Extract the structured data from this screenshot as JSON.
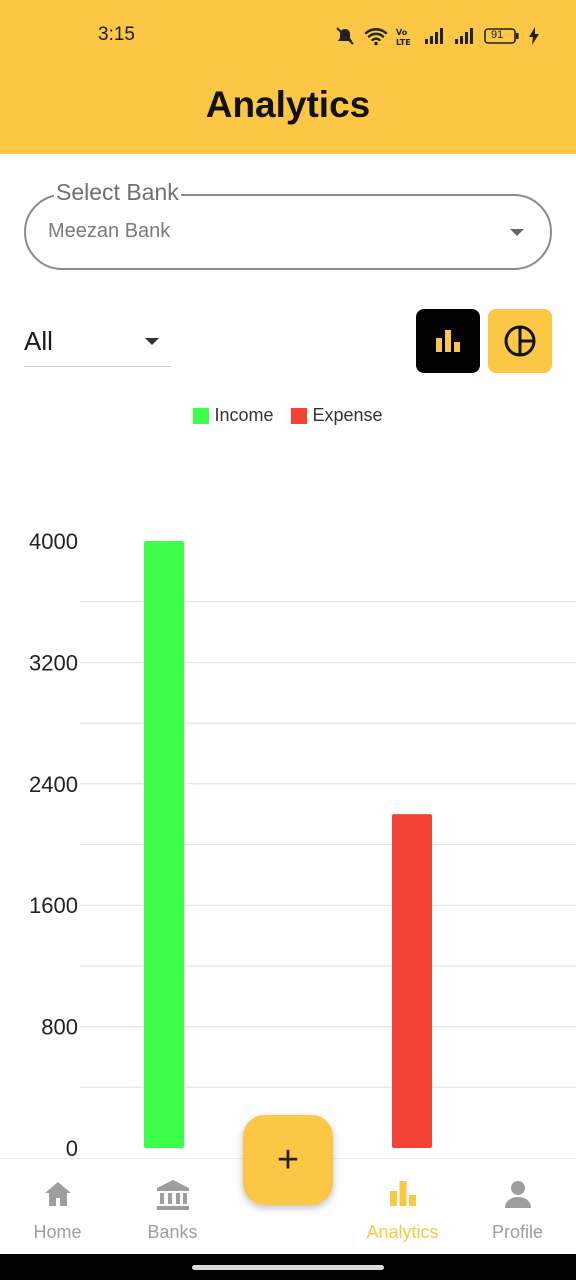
{
  "status_bar": {
    "time": "3:15",
    "battery": "91"
  },
  "header": {
    "title": "Analytics"
  },
  "bank_select": {
    "label": "Select Bank",
    "value": "Meezan Bank"
  },
  "filter": {
    "value": "All"
  },
  "chart_toggle": {
    "bar_icon": "bar-chart-icon",
    "pie_icon": "pie-chart-icon",
    "active": "bar"
  },
  "colors": {
    "accent": "#FCC744",
    "income": "#3DFF47",
    "expense": "#F44336"
  },
  "chart_data": {
    "type": "bar",
    "categories": [
      "Income",
      "Expense"
    ],
    "series": [
      {
        "name": "Income",
        "values": [
          4000,
          null
        ],
        "color": "#3DFF47"
      },
      {
        "name": "Expense",
        "values": [
          null,
          2200
        ],
        "color": "#F44336"
      }
    ],
    "yticks": [
      "4000",
      "3200",
      "2400",
      "1600",
      "800",
      "0"
    ],
    "ylim": [
      0,
      4000
    ],
    "grid": true,
    "legend_position": "top"
  },
  "fab": {
    "label": "+"
  },
  "bottom_nav": {
    "items": [
      {
        "label": "Home",
        "icon": "home-icon"
      },
      {
        "label": "Banks",
        "icon": "bank-icon"
      },
      {
        "label": "Analytics",
        "icon": "analytics-icon",
        "active": true
      },
      {
        "label": "Profile",
        "icon": "profile-icon"
      }
    ]
  }
}
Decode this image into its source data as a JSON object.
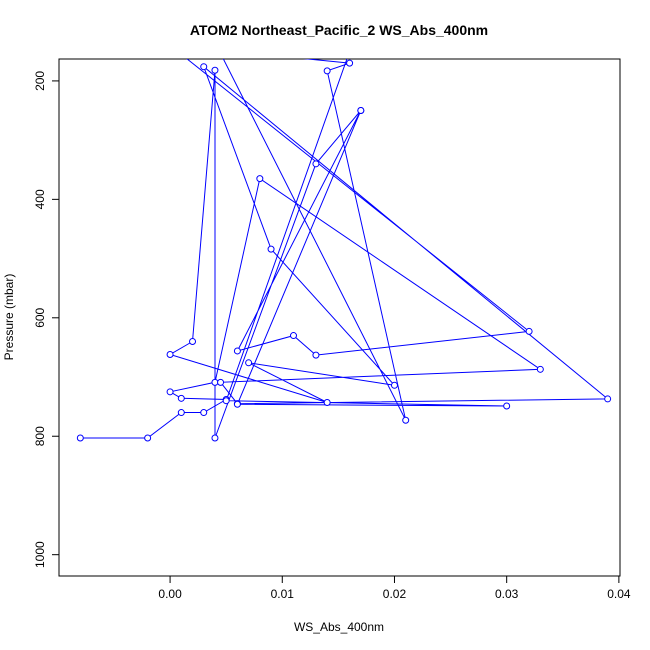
{
  "chart_data": {
    "type": "line",
    "title": "ATOM2 Northeast_Pacific_2 WS_Abs_400nm",
    "xlabel": "WS_Abs_400nm",
    "ylabel": "Pressure (mbar)",
    "xlim": [
      -0.0099,
      0.0401
    ],
    "ylim": [
      1036,
      163
    ],
    "y_reversed": true,
    "grid": false,
    "x_ticks": [
      0.0,
      0.01,
      0.02,
      0.03,
      0.04
    ],
    "x_tick_labels": [
      "0.00",
      "0.01",
      "0.02",
      "0.03",
      "0.04"
    ],
    "y_ticks": [
      200,
      400,
      600,
      800,
      1000
    ],
    "y_tick_labels": [
      "200",
      "400",
      "600",
      "800",
      "1000"
    ],
    "color": "#0000ff",
    "series": [
      {
        "x": [
          -0.008,
          -0.002,
          0.001,
          0.003,
          0.005,
          0.001,
          0.0,
          0.004,
          0.008,
          0.033,
          0.0045,
          0.006,
          0.039,
          0.003,
          0.009,
          0.02,
          0.007,
          0.014,
          0.0,
          0.002,
          0.004,
          0.004,
          0.013,
          0.017,
          0.006,
          0.011,
          0.013,
          0.032,
          0.0,
          0.016,
          0.014,
          0.021,
          0.004,
          0.016,
          0.005,
          0.03,
          0.006,
          0.017
        ],
        "y": [
          803,
          803,
          760,
          760,
          738,
          736,
          725,
          709,
          365,
          687,
          709,
          745,
          737,
          176,
          484,
          714,
          676,
          743,
          662,
          640,
          182,
          803,
          340,
          250,
          656,
          630,
          663,
          623,
          140,
          170,
          183,
          773,
          135,
          150,
          740,
          749,
          746,
          250
        ]
      }
    ]
  }
}
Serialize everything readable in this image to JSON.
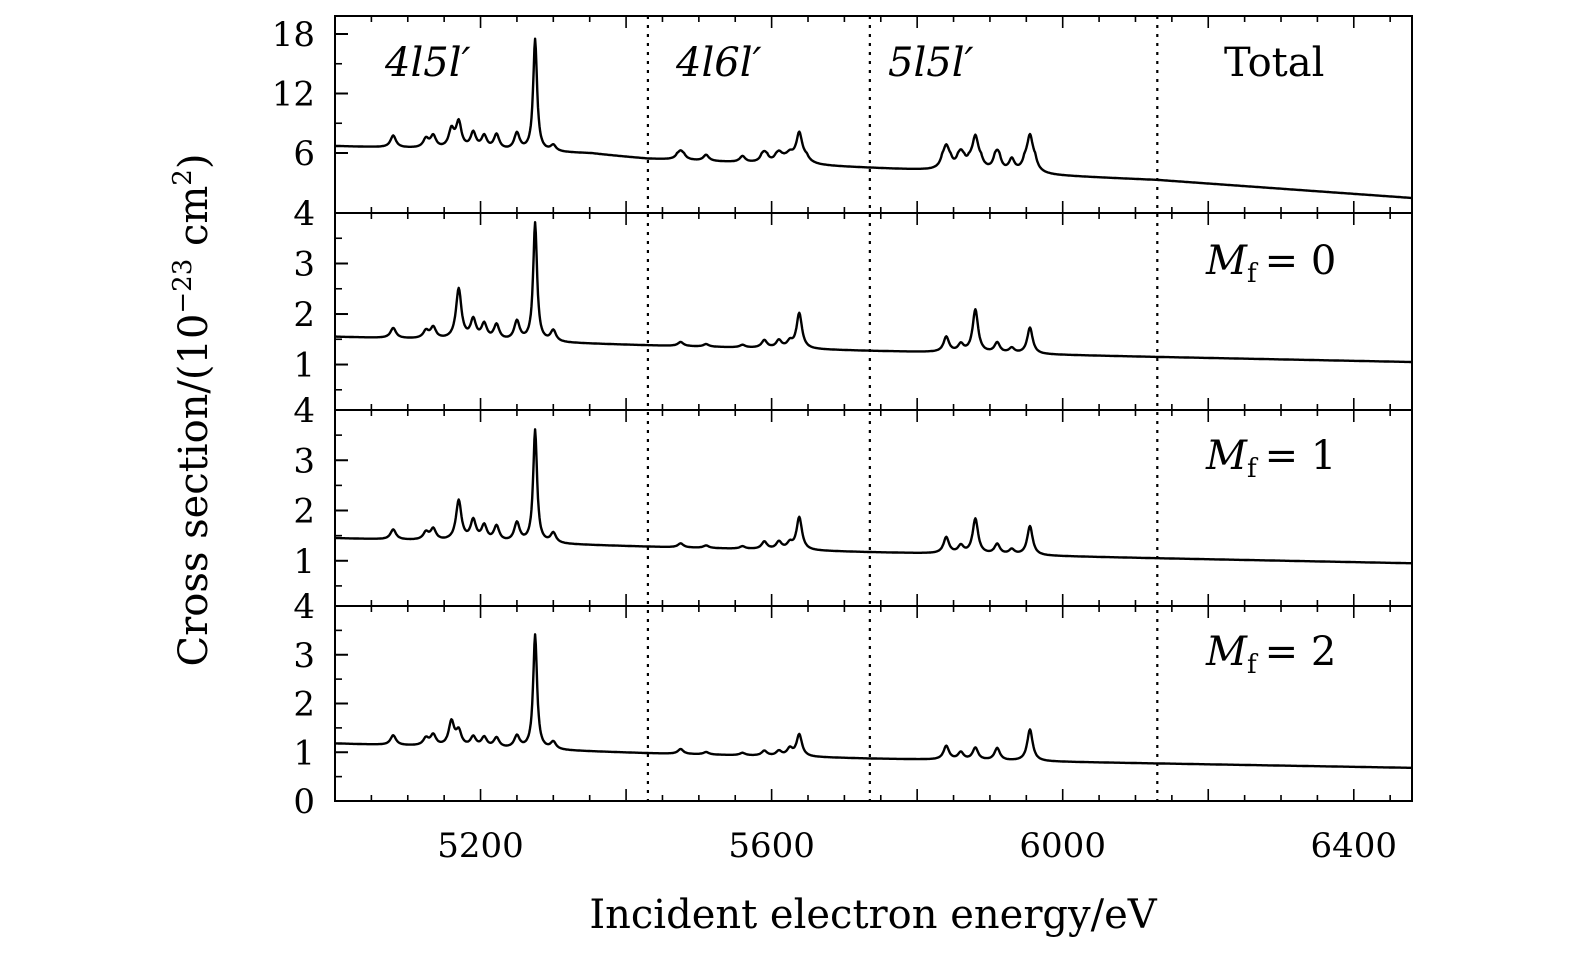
{
  "chart_data": {
    "type": "line",
    "xlabel": "Incident electron energy/eV",
    "ylabel": "Cross section/(10⁻²³ cm²)",
    "xlim": [
      5000,
      6480
    ],
    "xticks": [
      5200,
      5600,
      6000,
      6400
    ],
    "region_boundaries": [
      5430,
      5735,
      6130
    ],
    "region_labels": [
      "4l5l′",
      "4l6l′",
      "5l5l′"
    ],
    "line_color": "#000000",
    "panels": [
      {
        "name": "Total",
        "ylim": [
          4,
          19.5
        ],
        "yticks": [
          "4",
          "6",
          "12",
          "18"
        ],
        "tick_values": [
          4,
          6,
          12,
          18
        ],
        "baseline": [
          [
            5000,
            6.7
          ],
          [
            5430,
            5.8
          ],
          [
            5735,
            5.5
          ],
          [
            6130,
            5.1
          ],
          [
            6480,
            4.5
          ]
        ],
        "peaks": [
          [
            5080,
            1.2
          ],
          [
            5125,
            0.9
          ],
          [
            5135,
            1.2
          ],
          [
            5160,
            1.8
          ],
          [
            5170,
            2.6
          ],
          [
            5190,
            1.6
          ],
          [
            5205,
            1.3
          ],
          [
            5222,
            1.5
          ],
          [
            5250,
            1.7
          ],
          [
            5275,
            11.3
          ],
          [
            5300,
            0.6
          ],
          [
            5475,
            0.5
          ],
          [
            5510,
            0.2
          ],
          [
            5560,
            0.2
          ],
          [
            5590,
            0.5
          ],
          [
            5610,
            0.5
          ],
          [
            5625,
            0.4
          ],
          [
            5638,
            2.5
          ],
          [
            5840,
            1.4
          ],
          [
            5860,
            0.8
          ],
          [
            5880,
            2.4
          ],
          [
            5910,
            0.9
          ],
          [
            5930,
            0.4
          ],
          [
            5955,
            2.6
          ]
        ]
      },
      {
        "name": "M_f = 0",
        "ylim": [
          0.1,
          4
        ],
        "yticks": [
          "1",
          "2",
          "3",
          "4"
        ],
        "tick_values": [
          1,
          2,
          3,
          4
        ],
        "baseline": [
          [
            5000,
            1.55
          ],
          [
            5430,
            1.38
          ],
          [
            5735,
            1.27
          ],
          [
            6130,
            1.15
          ],
          [
            6480,
            1.05
          ]
        ],
        "peaks": [
          [
            5080,
            0.2
          ],
          [
            5125,
            0.15
          ],
          [
            5135,
            0.22
          ],
          [
            5170,
            1.0
          ],
          [
            5190,
            0.38
          ],
          [
            5205,
            0.3
          ],
          [
            5222,
            0.3
          ],
          [
            5250,
            0.38
          ],
          [
            5275,
            2.35
          ],
          [
            5300,
            0.22
          ],
          [
            5475,
            0.08
          ],
          [
            5510,
            0.05
          ],
          [
            5560,
            0.05
          ],
          [
            5590,
            0.15
          ],
          [
            5610,
            0.15
          ],
          [
            5625,
            0.12
          ],
          [
            5638,
            0.7
          ],
          [
            5840,
            0.3
          ],
          [
            5860,
            0.15
          ],
          [
            5880,
            0.85
          ],
          [
            5910,
            0.2
          ],
          [
            5930,
            0.1
          ],
          [
            5955,
            0.52
          ]
        ]
      },
      {
        "name": "M_f = 1",
        "ylim": [
          0.1,
          4
        ],
        "yticks": [
          "1",
          "2",
          "3",
          "4"
        ],
        "tick_values": [
          1,
          2,
          3,
          4
        ],
        "baseline": [
          [
            5000,
            1.45
          ],
          [
            5430,
            1.28
          ],
          [
            5735,
            1.17
          ],
          [
            6130,
            1.05
          ],
          [
            6480,
            0.95
          ]
        ],
        "peaks": [
          [
            5080,
            0.2
          ],
          [
            5125,
            0.15
          ],
          [
            5135,
            0.22
          ],
          [
            5170,
            0.8
          ],
          [
            5190,
            0.4
          ],
          [
            5205,
            0.3
          ],
          [
            5222,
            0.3
          ],
          [
            5250,
            0.38
          ],
          [
            5275,
            2.25
          ],
          [
            5300,
            0.2
          ],
          [
            5475,
            0.08
          ],
          [
            5510,
            0.05
          ],
          [
            5560,
            0.05
          ],
          [
            5590,
            0.15
          ],
          [
            5610,
            0.15
          ],
          [
            5625,
            0.12
          ],
          [
            5638,
            0.65
          ],
          [
            5840,
            0.32
          ],
          [
            5860,
            0.15
          ],
          [
            5880,
            0.7
          ],
          [
            5910,
            0.2
          ],
          [
            5930,
            0.1
          ],
          [
            5955,
            0.58
          ]
        ]
      },
      {
        "name": "M_f = 2",
        "ylim": [
          0,
          4
        ],
        "yticks": [
          "0",
          "1",
          "2",
          "3",
          "4"
        ],
        "tick_values": [
          0,
          1,
          2,
          3,
          4
        ],
        "baseline": [
          [
            5000,
            1.18
          ],
          [
            5430,
            0.98
          ],
          [
            5735,
            0.87
          ],
          [
            6130,
            0.77
          ],
          [
            6480,
            0.68
          ]
        ],
        "peaks": [
          [
            5080,
            0.2
          ],
          [
            5125,
            0.15
          ],
          [
            5135,
            0.22
          ],
          [
            5160,
            0.5
          ],
          [
            5170,
            0.3
          ],
          [
            5190,
            0.2
          ],
          [
            5205,
            0.2
          ],
          [
            5222,
            0.2
          ],
          [
            5250,
            0.25
          ],
          [
            5275,
            2.35
          ],
          [
            5300,
            0.15
          ],
          [
            5475,
            0.1
          ],
          [
            5510,
            0.05
          ],
          [
            5560,
            0.05
          ],
          [
            5590,
            0.1
          ],
          [
            5610,
            0.1
          ],
          [
            5625,
            0.15
          ],
          [
            5638,
            0.45
          ],
          [
            5840,
            0.28
          ],
          [
            5860,
            0.15
          ],
          [
            5880,
            0.25
          ],
          [
            5910,
            0.25
          ],
          [
            5955,
            0.65
          ]
        ]
      }
    ]
  },
  "labels": {
    "total": "Total",
    "mf_symbol": "M",
    "mf_subscript": "f",
    "mf_values": [
      "= 0",
      "= 1",
      "= 2"
    ],
    "ylabel_prefix": "Cross section/(10",
    "ylabel_exponent": "−23",
    "ylabel_unit": " cm",
    "ylabel_unit_exp": "2",
    "ylabel_suffix": ")"
  }
}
+-------+
Given request.
Pull out each line containing the word "name" and copy it.

Complete output.
        "name": "Income",
        "name": "Expense",
        "name": "Total",
        "name": "M_f = 0",
        "name": "M_f = 1",
        "name": "M_f = 2",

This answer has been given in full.